▸ **Given instruction**
Word for word, restate every line of the material.

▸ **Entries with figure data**

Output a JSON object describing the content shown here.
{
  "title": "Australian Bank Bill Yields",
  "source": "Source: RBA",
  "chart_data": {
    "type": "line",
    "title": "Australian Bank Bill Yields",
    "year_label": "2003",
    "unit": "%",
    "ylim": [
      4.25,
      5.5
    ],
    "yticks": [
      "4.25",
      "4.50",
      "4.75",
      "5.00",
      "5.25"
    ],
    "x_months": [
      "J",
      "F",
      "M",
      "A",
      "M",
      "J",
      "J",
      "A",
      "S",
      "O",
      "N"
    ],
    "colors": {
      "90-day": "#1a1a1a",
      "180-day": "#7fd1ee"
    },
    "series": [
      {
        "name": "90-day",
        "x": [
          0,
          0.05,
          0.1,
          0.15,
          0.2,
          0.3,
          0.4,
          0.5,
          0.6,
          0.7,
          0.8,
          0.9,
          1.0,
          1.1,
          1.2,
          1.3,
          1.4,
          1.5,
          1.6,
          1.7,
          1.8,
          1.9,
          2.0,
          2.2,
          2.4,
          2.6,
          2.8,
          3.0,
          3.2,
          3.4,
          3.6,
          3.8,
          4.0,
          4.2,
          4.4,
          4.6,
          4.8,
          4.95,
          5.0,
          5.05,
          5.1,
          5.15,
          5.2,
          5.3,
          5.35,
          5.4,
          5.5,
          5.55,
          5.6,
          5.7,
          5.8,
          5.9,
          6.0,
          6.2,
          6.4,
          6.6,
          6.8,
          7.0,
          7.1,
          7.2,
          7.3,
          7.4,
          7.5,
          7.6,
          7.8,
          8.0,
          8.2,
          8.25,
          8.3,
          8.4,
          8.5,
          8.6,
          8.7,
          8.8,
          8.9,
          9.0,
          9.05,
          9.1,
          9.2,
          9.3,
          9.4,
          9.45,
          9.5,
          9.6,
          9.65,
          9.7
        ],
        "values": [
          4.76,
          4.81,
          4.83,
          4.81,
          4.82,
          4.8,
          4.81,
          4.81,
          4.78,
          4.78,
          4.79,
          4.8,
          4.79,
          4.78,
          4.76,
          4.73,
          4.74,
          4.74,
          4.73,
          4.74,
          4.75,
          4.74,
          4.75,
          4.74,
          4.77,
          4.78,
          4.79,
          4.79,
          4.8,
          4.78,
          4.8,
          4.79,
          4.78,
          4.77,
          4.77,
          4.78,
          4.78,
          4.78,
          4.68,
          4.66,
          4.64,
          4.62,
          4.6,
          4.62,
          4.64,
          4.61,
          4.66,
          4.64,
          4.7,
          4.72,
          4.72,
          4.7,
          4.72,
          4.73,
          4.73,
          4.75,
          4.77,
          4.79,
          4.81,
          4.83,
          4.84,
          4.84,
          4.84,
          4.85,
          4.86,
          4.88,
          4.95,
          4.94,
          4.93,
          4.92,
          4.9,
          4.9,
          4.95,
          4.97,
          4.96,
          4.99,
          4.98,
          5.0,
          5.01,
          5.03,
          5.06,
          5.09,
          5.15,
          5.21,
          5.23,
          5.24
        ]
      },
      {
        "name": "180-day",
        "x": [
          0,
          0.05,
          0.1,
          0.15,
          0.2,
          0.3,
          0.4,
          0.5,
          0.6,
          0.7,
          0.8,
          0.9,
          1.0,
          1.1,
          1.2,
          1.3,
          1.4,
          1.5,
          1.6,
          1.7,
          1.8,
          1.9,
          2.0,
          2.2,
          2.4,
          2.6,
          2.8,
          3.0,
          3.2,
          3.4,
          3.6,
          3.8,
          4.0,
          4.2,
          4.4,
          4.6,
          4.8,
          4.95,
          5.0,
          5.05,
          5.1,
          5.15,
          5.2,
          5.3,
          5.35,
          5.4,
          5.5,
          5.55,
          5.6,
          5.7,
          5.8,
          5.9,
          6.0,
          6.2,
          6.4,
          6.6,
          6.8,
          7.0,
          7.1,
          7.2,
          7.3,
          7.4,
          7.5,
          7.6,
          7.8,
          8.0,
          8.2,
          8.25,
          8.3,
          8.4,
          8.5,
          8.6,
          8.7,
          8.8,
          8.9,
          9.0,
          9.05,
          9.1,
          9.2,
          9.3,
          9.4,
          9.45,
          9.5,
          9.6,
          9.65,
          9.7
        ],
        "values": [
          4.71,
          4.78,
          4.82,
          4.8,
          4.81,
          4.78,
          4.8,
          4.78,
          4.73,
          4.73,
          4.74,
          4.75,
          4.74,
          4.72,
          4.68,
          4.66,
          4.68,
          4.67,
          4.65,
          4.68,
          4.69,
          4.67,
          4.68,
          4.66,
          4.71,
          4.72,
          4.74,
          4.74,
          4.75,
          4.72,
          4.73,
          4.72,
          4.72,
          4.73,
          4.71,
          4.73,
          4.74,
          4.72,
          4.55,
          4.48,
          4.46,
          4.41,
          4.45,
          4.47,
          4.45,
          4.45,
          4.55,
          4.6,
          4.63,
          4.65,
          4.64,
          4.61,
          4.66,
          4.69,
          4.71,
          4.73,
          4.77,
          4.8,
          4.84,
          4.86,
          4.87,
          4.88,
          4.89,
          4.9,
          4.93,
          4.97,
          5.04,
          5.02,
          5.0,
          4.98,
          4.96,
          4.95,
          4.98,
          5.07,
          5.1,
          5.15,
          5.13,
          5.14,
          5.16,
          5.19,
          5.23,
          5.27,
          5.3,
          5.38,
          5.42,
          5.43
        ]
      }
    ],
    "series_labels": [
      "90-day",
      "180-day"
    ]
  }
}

▸ **Answer to the problem**
Output a JSON object describing the content shown here.
{
  "title": "Australian Bank Bill Yields",
  "source": "Source: RBA",
  "chart_data": {
    "type": "line",
    "title": "Australian Bank Bill Yields",
    "year_label": "2003",
    "unit": "%",
    "ylim": [
      4.25,
      5.5
    ],
    "yticks": [
      "4.25",
      "4.50",
      "4.75",
      "5.00",
      "5.25"
    ],
    "x_months": [
      "J",
      "F",
      "M",
      "A",
      "M",
      "J",
      "J",
      "A",
      "S",
      "O",
      "N"
    ],
    "colors": {
      "90-day": "#1a1a1a",
      "180-day": "#7fd1ee"
    },
    "series": [
      {
        "name": "90-day",
        "x": [
          0,
          0.05,
          0.1,
          0.15,
          0.2,
          0.3,
          0.4,
          0.5,
          0.6,
          0.7,
          0.8,
          0.9,
          1.0,
          1.1,
          1.2,
          1.3,
          1.4,
          1.5,
          1.6,
          1.7,
          1.8,
          1.9,
          2.0,
          2.2,
          2.4,
          2.6,
          2.8,
          3.0,
          3.2,
          3.4,
          3.6,
          3.8,
          4.0,
          4.2,
          4.4,
          4.6,
          4.8,
          4.95,
          5.0,
          5.05,
          5.1,
          5.15,
          5.2,
          5.3,
          5.35,
          5.4,
          5.5,
          5.55,
          5.6,
          5.7,
          5.8,
          5.9,
          6.0,
          6.2,
          6.4,
          6.6,
          6.8,
          7.0,
          7.1,
          7.2,
          7.3,
          7.4,
          7.5,
          7.6,
          7.8,
          8.0,
          8.2,
          8.25,
          8.3,
          8.4,
          8.5,
          8.6,
          8.7,
          8.8,
          8.9,
          9.0,
          9.05,
          9.1,
          9.2,
          9.3,
          9.4,
          9.45,
          9.5,
          9.6,
          9.65,
          9.7
        ],
        "values": [
          4.76,
          4.81,
          4.83,
          4.81,
          4.82,
          4.8,
          4.81,
          4.81,
          4.78,
          4.78,
          4.79,
          4.8,
          4.79,
          4.78,
          4.76,
          4.73,
          4.74,
          4.74,
          4.73,
          4.74,
          4.75,
          4.74,
          4.75,
          4.74,
          4.77,
          4.78,
          4.79,
          4.79,
          4.8,
          4.78,
          4.8,
          4.79,
          4.78,
          4.77,
          4.77,
          4.78,
          4.78,
          4.78,
          4.68,
          4.66,
          4.64,
          4.62,
          4.6,
          4.62,
          4.64,
          4.61,
          4.66,
          4.64,
          4.7,
          4.72,
          4.72,
          4.7,
          4.72,
          4.73,
          4.73,
          4.75,
          4.77,
          4.79,
          4.81,
          4.83,
          4.84,
          4.84,
          4.84,
          4.85,
          4.86,
          4.88,
          4.95,
          4.94,
          4.93,
          4.92,
          4.9,
          4.9,
          4.95,
          4.97,
          4.96,
          4.99,
          4.98,
          5.0,
          5.01,
          5.03,
          5.06,
          5.09,
          5.15,
          5.21,
          5.23,
          5.24
        ]
      },
      {
        "name": "180-day",
        "x": [
          0,
          0.05,
          0.1,
          0.15,
          0.2,
          0.3,
          0.4,
          0.5,
          0.6,
          0.7,
          0.8,
          0.9,
          1.0,
          1.1,
          1.2,
          1.3,
          1.4,
          1.5,
          1.6,
          1.7,
          1.8,
          1.9,
          2.0,
          2.2,
          2.4,
          2.6,
          2.8,
          3.0,
          3.2,
          3.4,
          3.6,
          3.8,
          4.0,
          4.2,
          4.4,
          4.6,
          4.8,
          4.95,
          5.0,
          5.05,
          5.1,
          5.15,
          5.2,
          5.3,
          5.35,
          5.4,
          5.5,
          5.55,
          5.6,
          5.7,
          5.8,
          5.9,
          6.0,
          6.2,
          6.4,
          6.6,
          6.8,
          7.0,
          7.1,
          7.2,
          7.3,
          7.4,
          7.5,
          7.6,
          7.8,
          8.0,
          8.2,
          8.25,
          8.3,
          8.4,
          8.5,
          8.6,
          8.7,
          8.8,
          8.9,
          9.0,
          9.05,
          9.1,
          9.2,
          9.3,
          9.4,
          9.45,
          9.5,
          9.6,
          9.65,
          9.7
        ],
        "values": [
          4.71,
          4.78,
          4.82,
          4.8,
          4.81,
          4.78,
          4.8,
          4.78,
          4.73,
          4.73,
          4.74,
          4.75,
          4.74,
          4.72,
          4.68,
          4.66,
          4.68,
          4.67,
          4.65,
          4.68,
          4.69,
          4.67,
          4.68,
          4.66,
          4.71,
          4.72,
          4.74,
          4.74,
          4.75,
          4.72,
          4.73,
          4.72,
          4.72,
          4.73,
          4.71,
          4.73,
          4.74,
          4.72,
          4.55,
          4.48,
          4.46,
          4.41,
          4.45,
          4.47,
          4.45,
          4.45,
          4.55,
          4.6,
          4.63,
          4.65,
          4.64,
          4.61,
          4.66,
          4.69,
          4.71,
          4.73,
          4.77,
          4.8,
          4.84,
          4.86,
          4.87,
          4.88,
          4.89,
          4.9,
          4.93,
          4.97,
          5.04,
          5.02,
          5.0,
          4.98,
          4.96,
          4.95,
          4.98,
          5.07,
          5.1,
          5.15,
          5.13,
          5.14,
          5.16,
          5.19,
          5.23,
          5.27,
          5.3,
          5.38,
          5.42,
          5.43
        ]
      }
    ],
    "series_labels": [
      "90-day",
      "180-day"
    ]
  }
}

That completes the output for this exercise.